**TASK BRIEF**
Gather every line from the entries below that includes "descansos".

[Saved entries]

*****

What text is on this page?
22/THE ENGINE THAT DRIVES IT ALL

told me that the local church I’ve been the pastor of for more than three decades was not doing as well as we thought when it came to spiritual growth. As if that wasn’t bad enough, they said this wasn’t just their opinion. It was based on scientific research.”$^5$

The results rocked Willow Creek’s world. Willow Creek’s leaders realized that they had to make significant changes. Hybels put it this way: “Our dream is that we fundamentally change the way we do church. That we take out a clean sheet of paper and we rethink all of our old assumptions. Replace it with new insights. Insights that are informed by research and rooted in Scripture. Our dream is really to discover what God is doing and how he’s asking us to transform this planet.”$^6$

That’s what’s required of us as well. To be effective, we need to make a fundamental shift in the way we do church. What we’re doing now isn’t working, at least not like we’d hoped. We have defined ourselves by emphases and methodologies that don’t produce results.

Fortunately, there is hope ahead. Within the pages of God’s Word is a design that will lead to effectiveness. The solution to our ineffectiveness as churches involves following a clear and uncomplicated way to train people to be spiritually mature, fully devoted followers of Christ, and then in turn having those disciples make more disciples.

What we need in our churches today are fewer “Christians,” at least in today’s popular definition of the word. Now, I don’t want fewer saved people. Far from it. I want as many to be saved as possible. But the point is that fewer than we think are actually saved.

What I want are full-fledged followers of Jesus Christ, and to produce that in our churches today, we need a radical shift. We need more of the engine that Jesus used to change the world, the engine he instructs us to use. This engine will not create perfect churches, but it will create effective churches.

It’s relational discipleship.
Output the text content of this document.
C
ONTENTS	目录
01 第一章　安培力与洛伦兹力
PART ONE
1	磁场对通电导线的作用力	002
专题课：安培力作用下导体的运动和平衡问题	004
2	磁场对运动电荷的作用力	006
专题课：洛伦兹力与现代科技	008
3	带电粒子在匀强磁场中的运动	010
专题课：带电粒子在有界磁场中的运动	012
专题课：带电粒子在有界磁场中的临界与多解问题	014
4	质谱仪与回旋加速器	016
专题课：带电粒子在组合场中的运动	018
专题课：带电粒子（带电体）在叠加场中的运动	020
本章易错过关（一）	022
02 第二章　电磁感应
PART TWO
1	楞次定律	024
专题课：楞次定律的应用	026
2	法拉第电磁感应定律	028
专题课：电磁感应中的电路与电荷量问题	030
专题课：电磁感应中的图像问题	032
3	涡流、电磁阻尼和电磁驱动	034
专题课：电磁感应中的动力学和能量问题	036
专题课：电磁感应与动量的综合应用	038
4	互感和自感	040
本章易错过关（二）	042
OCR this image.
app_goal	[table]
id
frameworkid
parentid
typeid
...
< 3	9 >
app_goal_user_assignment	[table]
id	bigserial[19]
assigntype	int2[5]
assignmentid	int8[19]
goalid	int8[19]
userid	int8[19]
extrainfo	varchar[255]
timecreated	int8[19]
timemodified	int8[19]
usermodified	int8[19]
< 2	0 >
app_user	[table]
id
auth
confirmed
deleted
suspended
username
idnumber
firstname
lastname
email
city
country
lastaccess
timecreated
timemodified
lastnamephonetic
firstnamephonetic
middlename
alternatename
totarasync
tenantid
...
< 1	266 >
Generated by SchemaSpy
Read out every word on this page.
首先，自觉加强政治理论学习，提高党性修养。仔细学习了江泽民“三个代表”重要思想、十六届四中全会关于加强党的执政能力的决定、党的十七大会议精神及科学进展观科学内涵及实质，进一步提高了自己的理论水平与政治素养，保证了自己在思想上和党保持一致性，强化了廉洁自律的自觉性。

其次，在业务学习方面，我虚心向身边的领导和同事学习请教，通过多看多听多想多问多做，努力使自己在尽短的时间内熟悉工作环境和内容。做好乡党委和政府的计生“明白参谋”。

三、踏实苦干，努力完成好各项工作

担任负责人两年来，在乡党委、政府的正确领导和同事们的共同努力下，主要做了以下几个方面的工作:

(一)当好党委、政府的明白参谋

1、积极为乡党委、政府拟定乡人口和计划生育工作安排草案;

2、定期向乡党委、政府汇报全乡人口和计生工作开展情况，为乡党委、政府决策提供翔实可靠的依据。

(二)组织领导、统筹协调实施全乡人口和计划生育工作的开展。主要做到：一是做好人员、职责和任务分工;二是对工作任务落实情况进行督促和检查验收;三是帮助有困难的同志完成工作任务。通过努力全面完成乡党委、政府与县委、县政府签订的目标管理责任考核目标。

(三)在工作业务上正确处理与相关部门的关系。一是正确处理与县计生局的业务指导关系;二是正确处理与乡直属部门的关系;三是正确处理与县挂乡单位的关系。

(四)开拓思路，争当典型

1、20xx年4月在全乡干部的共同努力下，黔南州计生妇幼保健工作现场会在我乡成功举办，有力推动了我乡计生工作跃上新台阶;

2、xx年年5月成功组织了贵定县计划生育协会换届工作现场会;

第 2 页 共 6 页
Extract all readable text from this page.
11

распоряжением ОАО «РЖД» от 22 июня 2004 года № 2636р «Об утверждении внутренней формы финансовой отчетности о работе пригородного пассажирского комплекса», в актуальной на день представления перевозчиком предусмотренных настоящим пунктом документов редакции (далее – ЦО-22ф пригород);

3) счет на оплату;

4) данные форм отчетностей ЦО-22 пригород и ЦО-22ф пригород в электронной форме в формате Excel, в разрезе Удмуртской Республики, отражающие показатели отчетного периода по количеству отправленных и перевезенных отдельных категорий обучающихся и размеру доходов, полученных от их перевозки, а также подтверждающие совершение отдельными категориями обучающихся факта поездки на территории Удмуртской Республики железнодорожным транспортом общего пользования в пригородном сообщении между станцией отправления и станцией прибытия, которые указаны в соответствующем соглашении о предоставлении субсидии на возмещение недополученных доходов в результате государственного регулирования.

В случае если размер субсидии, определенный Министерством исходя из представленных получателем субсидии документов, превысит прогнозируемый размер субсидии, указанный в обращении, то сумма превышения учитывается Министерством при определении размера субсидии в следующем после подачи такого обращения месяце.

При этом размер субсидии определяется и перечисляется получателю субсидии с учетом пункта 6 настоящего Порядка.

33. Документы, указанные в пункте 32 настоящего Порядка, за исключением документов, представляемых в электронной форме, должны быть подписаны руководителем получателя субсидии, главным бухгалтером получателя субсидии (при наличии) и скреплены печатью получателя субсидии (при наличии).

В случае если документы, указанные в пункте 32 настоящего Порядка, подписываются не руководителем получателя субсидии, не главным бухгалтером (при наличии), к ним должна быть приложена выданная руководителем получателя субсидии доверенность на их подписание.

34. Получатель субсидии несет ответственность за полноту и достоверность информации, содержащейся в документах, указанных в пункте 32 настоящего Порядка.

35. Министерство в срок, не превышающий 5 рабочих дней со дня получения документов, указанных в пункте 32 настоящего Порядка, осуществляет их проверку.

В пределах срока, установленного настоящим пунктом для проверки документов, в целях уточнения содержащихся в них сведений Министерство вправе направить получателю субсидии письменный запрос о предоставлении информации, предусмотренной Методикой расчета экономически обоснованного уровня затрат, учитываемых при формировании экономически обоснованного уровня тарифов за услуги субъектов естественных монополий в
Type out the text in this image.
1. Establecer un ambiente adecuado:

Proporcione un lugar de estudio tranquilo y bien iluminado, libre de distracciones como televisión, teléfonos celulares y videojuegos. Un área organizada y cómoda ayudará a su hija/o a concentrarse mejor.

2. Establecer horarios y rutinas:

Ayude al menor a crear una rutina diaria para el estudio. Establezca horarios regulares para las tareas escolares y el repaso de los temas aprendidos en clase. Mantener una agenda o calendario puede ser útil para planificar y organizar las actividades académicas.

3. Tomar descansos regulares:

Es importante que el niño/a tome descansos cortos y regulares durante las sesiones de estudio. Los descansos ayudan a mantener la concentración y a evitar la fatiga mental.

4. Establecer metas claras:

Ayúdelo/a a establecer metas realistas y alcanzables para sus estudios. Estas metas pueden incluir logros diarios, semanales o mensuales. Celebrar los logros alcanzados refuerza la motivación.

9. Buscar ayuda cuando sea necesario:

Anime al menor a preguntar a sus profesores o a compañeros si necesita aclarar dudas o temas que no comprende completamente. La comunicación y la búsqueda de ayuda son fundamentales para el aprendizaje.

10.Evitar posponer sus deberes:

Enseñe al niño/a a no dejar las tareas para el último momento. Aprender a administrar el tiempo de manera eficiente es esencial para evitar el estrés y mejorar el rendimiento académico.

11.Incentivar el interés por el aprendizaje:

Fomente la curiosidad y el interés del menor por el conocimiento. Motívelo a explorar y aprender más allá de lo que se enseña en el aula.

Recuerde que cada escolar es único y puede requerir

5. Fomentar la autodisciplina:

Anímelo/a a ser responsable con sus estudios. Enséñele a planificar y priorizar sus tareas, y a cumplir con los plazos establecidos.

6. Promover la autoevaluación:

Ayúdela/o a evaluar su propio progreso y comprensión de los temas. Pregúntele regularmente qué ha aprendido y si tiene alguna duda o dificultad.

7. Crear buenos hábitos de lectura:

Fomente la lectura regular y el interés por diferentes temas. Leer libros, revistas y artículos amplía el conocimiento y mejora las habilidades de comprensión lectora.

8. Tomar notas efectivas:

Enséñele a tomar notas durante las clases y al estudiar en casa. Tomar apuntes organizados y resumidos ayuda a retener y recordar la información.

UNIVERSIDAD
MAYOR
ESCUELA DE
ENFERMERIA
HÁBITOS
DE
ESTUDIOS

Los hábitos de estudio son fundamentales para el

*****

**FINISHED ANSWER**
3. Tomar descansos regulares:
Es importante que el niño/a tome descansos cortos y regulares durante las sesiones de estudio. Los descansos ayudan a mantener la concentración y a evitar la fatiga mental.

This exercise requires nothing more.